## Set problem:
Swap "cell-comment" for "cell-note" in the entries starting at the line that contains "scroll-down-icon[interactable]: ▼ [737,421,744,428]" and ending at the line that contains "cell-name[interactable]: Number_of_holes [195,243,266,253]". Write out only those lines again with nothing else changed.
start Recorded data
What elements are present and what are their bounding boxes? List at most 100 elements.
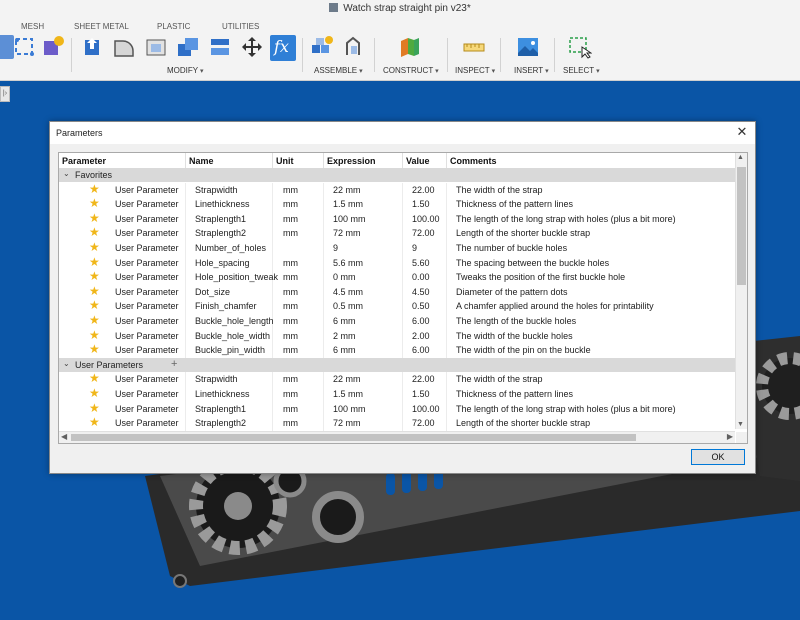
scroll-down-icon[interactable]: ▼ [737,421,744,428]
cell-comment[interactable]: The spacing between the buckle holes [456,258,609,268]
cell-name[interactable]: Strapwidth [195,374,238,384]
cell-expression[interactable]: 100 mm [333,404,366,414]
cell-expression[interactable]: 72 mm [333,228,361,238]
cell-name[interactable]: Dot_size [195,287,230,297]
table-row[interactable]: ★ User Parameter Hole_position_tweak mm 0 mm… [59,270,735,285]
inspect-menu[interactable]: INSPECT [455,66,495,75]
scroll-right-icon[interactable]: ▶ [727,432,733,441]
cell-comment[interactable]: Thickness of the pattern lines [456,199,573,209]
cell-expression[interactable]: 100 mm [333,214,366,224]
favorite-star-icon[interactable]: ★ [89,226,100,239]
group-row[interactable]: ⌄ User Parameters + [59,357,735,372]
table-row[interactable]: ★ User Parameter Strapwidth mm 22 mm 22.00 The… [59,372,735,387]
cell-expression[interactable]: 2 mm [333,331,356,341]
combine-icon[interactable] [176,35,200,59]
favorite-star-icon[interactable]: ★ [89,328,100,342]
cell-name[interactable]: Straplength2 [195,228,246,238]
tab-plastic[interactable]: PLASTIC [157,22,190,31]
cell-expression[interactable]: 9 [333,243,338,253]
cell-comment[interactable]: The length of the long strap with holes … [456,214,676,224]
cell-name[interactable]: Number_of_holes [195,243,266,253]
ok-button[interactable]: OK [691,449,745,465]
cell-name[interactable]: Straplength1 [195,214,246,224]
browser-toggle[interactable]: |› [0,86,10,102]
align-icon[interactable] [208,35,232,59]
table-row[interactable]: ★ User Parameter Straplength2 mm 72 mm 72.00 L… [59,416,735,431]
table-row[interactable]: ★ User Parameter Finish_chamfer mm 0.5 mm 0.5… [59,299,735,314]
favorite-star-icon[interactable]: ★ [89,372,100,385]
horizontal-scrollbar[interactable]: ◀ ▶ [59,431,735,443]
tab-utilities[interactable]: UTILITIES [222,22,259,31]
table-row[interactable]: ★ User Parameter Strapwidth mm 22 mm 22.00 The… [59,182,735,198]
cell-name[interactable]: Strapwidth [195,185,238,195]
horizontal-scroll-thumb[interactable] [71,434,636,441]
vertical-scrollbar[interactable]: ▲ ▼ [735,153,747,429]
assemble-menu[interactable]: ASSEMBLE [314,66,363,75]
table-row[interactable]: ★ User Parameter Linethickness mm 1.5 mm 1.50… [59,387,735,402]
tab-sheet-metal[interactable]: SHEET METAL [74,22,129,31]
table-row[interactable]: ★ User Parameter Straplength1 mm 100 mm 100.0… [59,401,735,417]
column-header-expression[interactable]: Expression [327,156,376,166]
vertical-scroll-thumb[interactable] [737,167,746,285]
cell-name[interactable]: Straplength2 [195,418,246,428]
favorite-star-icon[interactable]: ★ [89,314,100,327]
scroll-up-icon[interactable]: ▲ [737,154,744,161]
cell-expression[interactable]: 0 mm [333,272,356,282]
cell-comment[interactable]: Length of the shorter buckle strap [456,228,590,238]
cell-comment[interactable]: Thickness of the pattern lines [456,389,573,399]
insert-menu[interactable]: INSERT [514,66,549,75]
cell-expression[interactable]: 6 mm [333,345,356,355]
select-menu[interactable]: SELECT [563,66,600,75]
measure-icon[interactable] [462,35,486,59]
cell-comment[interactable]: The width of the pin on the buckle [456,345,591,355]
favorite-star-icon[interactable]: ★ [89,343,100,356]
favorite-star-icon[interactable]: ★ [89,211,100,225]
cell-name[interactable]: Hole_position_tweak [195,272,278,282]
press-pull-icon[interactable] [80,35,104,59]
column-header-name[interactable]: Name [189,156,214,166]
offset-plane-icon[interactable] [398,35,422,59]
dialog-titlebar[interactable]: Parameters ✕ [50,122,755,144]
cell-comment[interactable]: A chamfer applied around the holes for p… [456,301,654,311]
cell-name[interactable]: Hole_spacing [195,258,250,268]
column-header-unit[interactable]: Unit [276,156,294,166]
move-icon[interactable] [240,35,264,59]
favorite-star-icon[interactable]: ★ [89,255,100,269]
cell-comment[interactable]: The width of the buckle holes [456,331,573,341]
column-header-value[interactable]: Value [406,156,430,166]
favorite-star-icon[interactable]: ★ [89,284,100,298]
favorite-star-icon[interactable]: ★ [89,241,100,254]
close-icon[interactable]: ✕ [735,125,749,139]
cell-name[interactable]: Buckle_pin_width [195,345,265,355]
favorite-star-icon[interactable]: ★ [89,197,100,210]
insert-image-icon[interactable] [516,35,540,59]
cell-comment[interactable]: The length of the buckle holes [456,316,576,326]
group-row[interactable]: ⌄ Favorites [59,168,735,182]
construct-menu[interactable]: CONSTRUCT [383,66,439,75]
table-row[interactable]: ★ User Parameter Hole_spacing mm 5.6 mm 5.60 T… [59,255,735,271]
cell-name[interactable]: Straplength1 [195,404,246,414]
table-row[interactable]: ★ User Parameter Straplength1 mm 100 mm 100.0… [59,211,735,227]
cell-expression[interactable]: 22 mm [333,185,361,195]
cell-expression[interactable]: 6 mm [333,316,356,326]
column-header-parameter[interactable]: Parameter [62,156,106,166]
favorite-star-icon[interactable]: ★ [89,401,100,415]
cell-expression[interactable]: 0.5 mm [333,301,363,311]
cell-comment[interactable]: The width of the strap [456,185,543,195]
table-row[interactable]: ★ User Parameter Number_of_holes 9 9 The numb… [59,241,735,256]
cell-name[interactable]: Linethickness [195,199,250,209]
table-row[interactable]: ★ User Parameter Buckle_hole_length mm 6 mm 6… [59,314,735,329]
cell-name[interactable]: Buckle_hole_width [195,331,270,341]
cell-name[interactable]: Buckle_hole_length [195,316,274,326]
favorite-star-icon[interactable]: ★ [89,416,100,429]
cell-comment[interactable]: The width of the strap [456,374,543,384]
add-parameter-icon[interactable]: + [171,358,177,370]
cell-comment[interactable]: Length of the shorter buckle strap [456,418,590,428]
fillet-icon[interactable] [112,35,136,59]
cell-comment[interactable]: The length of the long strap with holes … [456,404,676,414]
cell-comment[interactable]: Diameter of the pattern dots [456,287,568,297]
cell-expression[interactable]: 4.5 mm [333,287,363,297]
table-row[interactable]: ★ User Parameter Buckle_pin_width mm 6 mm 6.0… [59,343,735,358]
cell-comment[interactable]: The number of buckle holes [456,243,567,253]
column-header-comments[interactable]: Comments [450,156,497,166]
end Recorded data
## Complete response:
scroll-down-icon[interactable]: ▼ [737,421,744,428]
cell-note[interactable]: The spacing between the buckle holes [456,258,609,268]
cell-name[interactable]: Strapwidth [195,374,238,384]
cell-expression[interactable]: 100 mm [333,404,366,414]
cell-expression[interactable]: 72 mm [333,228,361,238]
cell-name[interactable]: Dot_size [195,287,230,297]
table-row[interactable]: ★ User Parameter Hole_position_tweak mm 0 mm… [59,270,735,285]
inspect-menu[interactable]: INSPECT [455,66,495,75]
scroll-right-icon[interactable]: ▶ [727,432,733,441]
cell-note[interactable]: Thickness of the pattern lines [456,199,573,209]
cell-expression[interactable]: 100 mm [333,214,366,224]
favorite-star-icon[interactable]: ★ [89,226,100,239]
group-row[interactable]: ⌄ User Parameters + [59,357,735,372]
table-row[interactable]: ★ User Parameter Strapwidth mm 22 mm 22.00 The… [59,372,735,387]
cell-expression[interactable]: 2 mm [333,331,356,341]
combine-icon[interactable] [176,35,200,59]
favorite-star-icon[interactable]: ★ [89,328,100,342]
cell-name[interactable]: Straplength2 [195,228,246,238]
tab-plastic[interactable]: PLASTIC [157,22,190,31]
cell-expression[interactable]: 9 [333,243,338,253]
cell-note[interactable]: The length of the long strap with holes … [456,214,676,224]
cell-name[interactable]: Number_of_holes [195,243,266,253]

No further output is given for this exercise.